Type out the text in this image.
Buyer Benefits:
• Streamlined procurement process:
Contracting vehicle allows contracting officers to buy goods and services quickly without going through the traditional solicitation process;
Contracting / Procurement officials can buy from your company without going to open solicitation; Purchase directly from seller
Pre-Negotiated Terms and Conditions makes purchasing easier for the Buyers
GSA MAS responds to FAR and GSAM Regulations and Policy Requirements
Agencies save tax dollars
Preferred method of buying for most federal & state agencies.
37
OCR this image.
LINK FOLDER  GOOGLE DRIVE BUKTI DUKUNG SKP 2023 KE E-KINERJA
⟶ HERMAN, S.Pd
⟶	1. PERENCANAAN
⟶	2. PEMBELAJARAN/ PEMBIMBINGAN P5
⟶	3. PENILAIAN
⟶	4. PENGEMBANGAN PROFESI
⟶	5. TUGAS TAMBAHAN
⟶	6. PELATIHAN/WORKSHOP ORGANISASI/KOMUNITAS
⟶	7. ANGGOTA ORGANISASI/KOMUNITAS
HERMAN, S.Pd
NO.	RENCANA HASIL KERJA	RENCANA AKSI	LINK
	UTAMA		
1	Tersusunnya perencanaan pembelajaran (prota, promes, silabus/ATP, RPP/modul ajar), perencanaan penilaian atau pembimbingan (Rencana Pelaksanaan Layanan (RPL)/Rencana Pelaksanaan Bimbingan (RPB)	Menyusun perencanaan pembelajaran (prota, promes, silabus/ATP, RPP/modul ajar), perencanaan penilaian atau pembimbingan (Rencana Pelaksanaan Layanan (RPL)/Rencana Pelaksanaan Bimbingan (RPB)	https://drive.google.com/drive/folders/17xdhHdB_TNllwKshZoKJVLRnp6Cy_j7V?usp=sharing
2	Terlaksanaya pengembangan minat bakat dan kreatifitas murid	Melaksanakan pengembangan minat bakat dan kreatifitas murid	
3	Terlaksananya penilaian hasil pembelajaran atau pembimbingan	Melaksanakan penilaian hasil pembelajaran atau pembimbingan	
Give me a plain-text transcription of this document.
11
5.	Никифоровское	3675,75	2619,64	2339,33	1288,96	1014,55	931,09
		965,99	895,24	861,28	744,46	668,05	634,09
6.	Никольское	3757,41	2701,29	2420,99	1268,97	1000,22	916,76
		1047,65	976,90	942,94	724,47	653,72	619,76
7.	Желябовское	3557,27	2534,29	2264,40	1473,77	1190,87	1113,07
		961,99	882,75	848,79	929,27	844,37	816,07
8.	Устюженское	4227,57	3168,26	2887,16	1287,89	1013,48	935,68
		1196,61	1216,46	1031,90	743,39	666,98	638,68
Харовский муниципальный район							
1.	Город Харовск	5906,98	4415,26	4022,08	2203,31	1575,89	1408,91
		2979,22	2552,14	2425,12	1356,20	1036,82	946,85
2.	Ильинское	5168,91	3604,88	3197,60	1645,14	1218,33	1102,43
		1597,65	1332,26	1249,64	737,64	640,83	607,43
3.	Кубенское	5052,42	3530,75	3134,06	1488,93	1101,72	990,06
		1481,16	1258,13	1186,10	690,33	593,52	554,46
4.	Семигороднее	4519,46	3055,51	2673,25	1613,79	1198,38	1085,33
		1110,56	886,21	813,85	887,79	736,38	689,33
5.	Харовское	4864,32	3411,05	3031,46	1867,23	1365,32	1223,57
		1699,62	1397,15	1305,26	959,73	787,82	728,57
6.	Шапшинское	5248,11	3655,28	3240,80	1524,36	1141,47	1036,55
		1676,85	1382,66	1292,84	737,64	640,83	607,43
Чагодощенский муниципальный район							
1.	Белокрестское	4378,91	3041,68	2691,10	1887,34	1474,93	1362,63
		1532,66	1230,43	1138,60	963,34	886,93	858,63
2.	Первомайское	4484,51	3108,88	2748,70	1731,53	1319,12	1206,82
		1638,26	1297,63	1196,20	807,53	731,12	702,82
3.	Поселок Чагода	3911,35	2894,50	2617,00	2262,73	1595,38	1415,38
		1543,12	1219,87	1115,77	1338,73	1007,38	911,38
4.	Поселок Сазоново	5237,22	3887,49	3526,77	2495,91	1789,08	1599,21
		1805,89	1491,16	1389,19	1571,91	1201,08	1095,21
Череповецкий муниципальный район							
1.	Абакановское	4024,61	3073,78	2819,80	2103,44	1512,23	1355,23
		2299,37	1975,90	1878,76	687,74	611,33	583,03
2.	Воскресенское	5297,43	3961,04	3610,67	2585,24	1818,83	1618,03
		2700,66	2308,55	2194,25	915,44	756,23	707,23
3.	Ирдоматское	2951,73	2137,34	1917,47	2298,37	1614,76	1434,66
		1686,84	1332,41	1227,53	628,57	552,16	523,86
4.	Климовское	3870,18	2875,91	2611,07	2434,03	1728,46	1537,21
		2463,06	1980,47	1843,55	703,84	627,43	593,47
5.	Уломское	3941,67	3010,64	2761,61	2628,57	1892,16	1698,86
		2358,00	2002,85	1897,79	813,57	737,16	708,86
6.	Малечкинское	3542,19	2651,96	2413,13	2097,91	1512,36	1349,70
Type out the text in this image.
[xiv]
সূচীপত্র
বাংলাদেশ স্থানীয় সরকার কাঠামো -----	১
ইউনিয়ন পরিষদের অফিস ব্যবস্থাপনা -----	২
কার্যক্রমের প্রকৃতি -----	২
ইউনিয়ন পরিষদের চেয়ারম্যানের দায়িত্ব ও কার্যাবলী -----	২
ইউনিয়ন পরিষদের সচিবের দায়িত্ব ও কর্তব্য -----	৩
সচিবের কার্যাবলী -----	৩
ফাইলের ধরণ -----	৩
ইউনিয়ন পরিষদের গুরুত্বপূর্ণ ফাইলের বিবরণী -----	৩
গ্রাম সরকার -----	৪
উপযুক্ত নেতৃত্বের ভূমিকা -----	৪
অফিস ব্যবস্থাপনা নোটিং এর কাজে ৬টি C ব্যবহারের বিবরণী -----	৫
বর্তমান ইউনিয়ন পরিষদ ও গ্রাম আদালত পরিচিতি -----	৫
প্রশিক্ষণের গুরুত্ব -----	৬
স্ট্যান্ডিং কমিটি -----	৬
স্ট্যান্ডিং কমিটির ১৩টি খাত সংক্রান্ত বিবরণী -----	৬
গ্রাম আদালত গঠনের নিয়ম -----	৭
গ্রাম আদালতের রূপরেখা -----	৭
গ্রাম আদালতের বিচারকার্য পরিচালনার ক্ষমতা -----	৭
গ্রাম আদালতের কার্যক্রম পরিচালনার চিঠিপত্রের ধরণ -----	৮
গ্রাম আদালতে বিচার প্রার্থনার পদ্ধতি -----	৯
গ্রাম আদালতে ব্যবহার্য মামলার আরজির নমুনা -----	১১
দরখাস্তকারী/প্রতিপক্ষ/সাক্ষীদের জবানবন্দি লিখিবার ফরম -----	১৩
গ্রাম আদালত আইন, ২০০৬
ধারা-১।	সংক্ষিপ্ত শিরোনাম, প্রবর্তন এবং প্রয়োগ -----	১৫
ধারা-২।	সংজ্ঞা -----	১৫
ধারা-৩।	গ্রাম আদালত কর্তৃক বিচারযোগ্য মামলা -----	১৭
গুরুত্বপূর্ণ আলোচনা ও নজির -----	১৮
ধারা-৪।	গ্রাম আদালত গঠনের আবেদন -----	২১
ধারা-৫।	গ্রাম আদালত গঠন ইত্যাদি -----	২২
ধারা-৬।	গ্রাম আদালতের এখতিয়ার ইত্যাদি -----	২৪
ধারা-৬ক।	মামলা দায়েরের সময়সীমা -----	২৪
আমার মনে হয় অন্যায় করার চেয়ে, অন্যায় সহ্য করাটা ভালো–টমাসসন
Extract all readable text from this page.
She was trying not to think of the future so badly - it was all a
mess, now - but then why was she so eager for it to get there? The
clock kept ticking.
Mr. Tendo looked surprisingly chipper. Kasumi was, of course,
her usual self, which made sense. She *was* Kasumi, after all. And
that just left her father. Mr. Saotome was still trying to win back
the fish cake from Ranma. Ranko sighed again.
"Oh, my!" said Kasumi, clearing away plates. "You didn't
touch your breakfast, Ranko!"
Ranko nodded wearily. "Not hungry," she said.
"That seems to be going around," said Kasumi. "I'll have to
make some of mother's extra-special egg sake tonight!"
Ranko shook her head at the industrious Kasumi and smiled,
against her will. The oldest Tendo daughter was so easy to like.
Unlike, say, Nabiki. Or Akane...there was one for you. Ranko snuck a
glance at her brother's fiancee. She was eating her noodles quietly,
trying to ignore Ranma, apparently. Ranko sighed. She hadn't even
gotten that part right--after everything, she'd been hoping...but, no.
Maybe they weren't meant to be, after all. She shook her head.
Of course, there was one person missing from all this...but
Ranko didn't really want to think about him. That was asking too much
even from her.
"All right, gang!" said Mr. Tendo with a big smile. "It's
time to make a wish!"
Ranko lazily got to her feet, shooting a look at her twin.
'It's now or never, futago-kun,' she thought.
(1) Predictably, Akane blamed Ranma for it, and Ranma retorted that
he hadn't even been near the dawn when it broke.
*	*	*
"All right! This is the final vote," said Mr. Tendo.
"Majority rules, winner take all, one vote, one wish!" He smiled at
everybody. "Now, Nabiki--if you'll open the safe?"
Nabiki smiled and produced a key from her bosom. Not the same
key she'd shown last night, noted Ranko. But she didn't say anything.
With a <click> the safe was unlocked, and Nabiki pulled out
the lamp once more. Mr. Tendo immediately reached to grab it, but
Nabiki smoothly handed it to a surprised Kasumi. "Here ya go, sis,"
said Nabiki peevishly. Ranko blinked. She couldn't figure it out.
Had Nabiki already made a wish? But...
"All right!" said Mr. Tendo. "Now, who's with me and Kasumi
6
+++
■ YOUR TASK ■
Where a line holds "smiled", copy that line.

■ OUTPUT OF THE EXERCISE ■
Ranko shook her head at the industrious Kasumi and smiled,
"Majority rules, winner take all, one vote, one wish!" He smiled at
Nabiki smiled and produced a key from her bosom. Not the same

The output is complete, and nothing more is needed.